• [Data for processing]
* * * * * * * * *
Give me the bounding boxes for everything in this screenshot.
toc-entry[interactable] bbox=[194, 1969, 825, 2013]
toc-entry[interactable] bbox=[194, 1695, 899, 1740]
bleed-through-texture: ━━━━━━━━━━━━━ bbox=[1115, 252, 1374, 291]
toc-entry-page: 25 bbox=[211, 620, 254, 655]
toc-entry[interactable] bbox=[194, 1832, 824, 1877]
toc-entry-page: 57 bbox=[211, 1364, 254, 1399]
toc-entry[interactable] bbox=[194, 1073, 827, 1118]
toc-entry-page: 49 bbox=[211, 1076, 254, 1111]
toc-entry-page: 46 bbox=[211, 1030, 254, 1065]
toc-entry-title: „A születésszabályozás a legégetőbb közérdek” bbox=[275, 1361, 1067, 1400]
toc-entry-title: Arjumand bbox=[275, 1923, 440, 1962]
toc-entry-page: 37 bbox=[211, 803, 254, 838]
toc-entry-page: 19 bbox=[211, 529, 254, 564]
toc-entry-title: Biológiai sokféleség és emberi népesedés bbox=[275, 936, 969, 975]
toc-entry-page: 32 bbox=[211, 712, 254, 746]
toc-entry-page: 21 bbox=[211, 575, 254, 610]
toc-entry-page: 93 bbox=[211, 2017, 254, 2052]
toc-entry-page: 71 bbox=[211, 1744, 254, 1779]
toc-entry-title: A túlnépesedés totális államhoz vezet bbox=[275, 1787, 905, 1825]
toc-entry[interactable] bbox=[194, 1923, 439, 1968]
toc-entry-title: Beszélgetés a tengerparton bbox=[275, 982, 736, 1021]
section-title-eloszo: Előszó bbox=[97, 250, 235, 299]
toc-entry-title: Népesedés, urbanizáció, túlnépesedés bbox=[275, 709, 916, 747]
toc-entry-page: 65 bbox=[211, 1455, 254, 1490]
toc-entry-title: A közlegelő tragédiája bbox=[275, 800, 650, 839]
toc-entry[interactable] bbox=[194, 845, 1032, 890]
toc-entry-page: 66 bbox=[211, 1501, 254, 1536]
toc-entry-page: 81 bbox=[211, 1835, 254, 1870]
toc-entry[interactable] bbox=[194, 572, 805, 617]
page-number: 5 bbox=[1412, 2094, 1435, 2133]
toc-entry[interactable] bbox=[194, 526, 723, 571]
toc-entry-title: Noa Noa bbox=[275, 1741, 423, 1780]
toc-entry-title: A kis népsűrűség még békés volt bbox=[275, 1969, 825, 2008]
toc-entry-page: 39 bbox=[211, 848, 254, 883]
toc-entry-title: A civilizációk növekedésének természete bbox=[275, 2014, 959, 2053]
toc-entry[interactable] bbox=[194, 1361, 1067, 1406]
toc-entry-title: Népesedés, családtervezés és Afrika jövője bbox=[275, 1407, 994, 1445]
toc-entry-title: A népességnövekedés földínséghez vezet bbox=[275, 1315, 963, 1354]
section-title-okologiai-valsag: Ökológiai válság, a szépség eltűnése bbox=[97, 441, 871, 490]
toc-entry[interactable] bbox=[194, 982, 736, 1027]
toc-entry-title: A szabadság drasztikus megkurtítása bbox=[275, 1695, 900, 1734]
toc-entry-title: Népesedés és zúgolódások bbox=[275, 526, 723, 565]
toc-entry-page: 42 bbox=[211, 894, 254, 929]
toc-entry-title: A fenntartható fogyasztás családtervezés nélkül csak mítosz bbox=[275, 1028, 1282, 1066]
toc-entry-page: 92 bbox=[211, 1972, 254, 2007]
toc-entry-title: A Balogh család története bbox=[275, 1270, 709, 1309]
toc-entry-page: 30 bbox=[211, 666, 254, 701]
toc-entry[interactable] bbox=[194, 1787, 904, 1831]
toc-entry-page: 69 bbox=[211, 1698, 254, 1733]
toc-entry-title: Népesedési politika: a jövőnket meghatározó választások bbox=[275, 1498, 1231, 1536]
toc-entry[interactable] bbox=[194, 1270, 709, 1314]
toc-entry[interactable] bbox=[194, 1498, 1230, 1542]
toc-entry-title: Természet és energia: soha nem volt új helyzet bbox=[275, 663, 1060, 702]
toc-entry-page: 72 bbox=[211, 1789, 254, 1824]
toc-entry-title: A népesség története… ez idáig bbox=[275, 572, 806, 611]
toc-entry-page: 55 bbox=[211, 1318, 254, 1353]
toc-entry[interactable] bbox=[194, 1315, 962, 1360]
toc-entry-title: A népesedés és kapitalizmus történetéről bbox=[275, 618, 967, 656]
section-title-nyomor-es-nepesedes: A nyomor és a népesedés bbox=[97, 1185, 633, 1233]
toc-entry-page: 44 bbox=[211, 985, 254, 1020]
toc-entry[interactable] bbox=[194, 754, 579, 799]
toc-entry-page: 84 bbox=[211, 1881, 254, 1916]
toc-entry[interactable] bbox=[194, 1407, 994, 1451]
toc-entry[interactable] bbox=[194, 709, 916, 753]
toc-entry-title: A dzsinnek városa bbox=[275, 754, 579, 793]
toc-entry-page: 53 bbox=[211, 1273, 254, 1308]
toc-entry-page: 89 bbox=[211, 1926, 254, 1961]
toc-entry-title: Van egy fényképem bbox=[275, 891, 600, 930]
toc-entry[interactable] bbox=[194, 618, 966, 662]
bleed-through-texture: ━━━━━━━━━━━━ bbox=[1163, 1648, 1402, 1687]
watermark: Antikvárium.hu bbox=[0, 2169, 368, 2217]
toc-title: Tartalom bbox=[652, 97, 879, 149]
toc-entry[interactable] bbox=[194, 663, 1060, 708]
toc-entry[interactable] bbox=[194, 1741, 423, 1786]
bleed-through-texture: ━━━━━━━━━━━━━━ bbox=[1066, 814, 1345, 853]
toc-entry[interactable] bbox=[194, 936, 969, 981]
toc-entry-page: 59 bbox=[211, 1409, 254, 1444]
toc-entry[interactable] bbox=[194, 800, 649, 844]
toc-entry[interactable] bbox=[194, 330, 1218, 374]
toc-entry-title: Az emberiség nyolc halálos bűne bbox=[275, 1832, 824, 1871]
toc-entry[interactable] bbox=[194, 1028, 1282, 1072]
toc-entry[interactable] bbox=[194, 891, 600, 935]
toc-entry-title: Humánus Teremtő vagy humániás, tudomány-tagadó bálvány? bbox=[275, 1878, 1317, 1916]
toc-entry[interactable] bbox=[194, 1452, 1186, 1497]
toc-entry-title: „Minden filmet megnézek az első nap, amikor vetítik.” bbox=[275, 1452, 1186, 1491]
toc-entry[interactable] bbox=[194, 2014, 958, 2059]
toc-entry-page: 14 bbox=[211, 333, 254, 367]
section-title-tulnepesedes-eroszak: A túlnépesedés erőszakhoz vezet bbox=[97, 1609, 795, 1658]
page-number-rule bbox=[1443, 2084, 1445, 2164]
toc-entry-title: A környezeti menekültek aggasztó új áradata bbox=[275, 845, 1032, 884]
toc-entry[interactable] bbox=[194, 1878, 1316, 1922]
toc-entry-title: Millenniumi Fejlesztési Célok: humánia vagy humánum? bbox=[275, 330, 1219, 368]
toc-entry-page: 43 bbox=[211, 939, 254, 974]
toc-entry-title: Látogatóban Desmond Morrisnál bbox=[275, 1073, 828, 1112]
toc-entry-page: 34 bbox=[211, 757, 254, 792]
* * * * * * * * *
• [Problem description]
Extract every line of the records above that contains the string "section", treating uppercase and lowercase letters as distinct.

• [The answer]
section-title-eloszo: Előszó bbox=[97, 250, 235, 299]
section-title-okologiai-valsag: Ökológiai válság, a szépség eltűnése bbox=[97, 441, 871, 490]
section-title-nyomor-es-nepesedes: A nyomor és a népesedés bbox=[97, 1185, 633, 1233]
section-title-tulnepesedes-eroszak: A túlnépesedés erőszakhoz vezet bbox=[97, 1609, 795, 1658]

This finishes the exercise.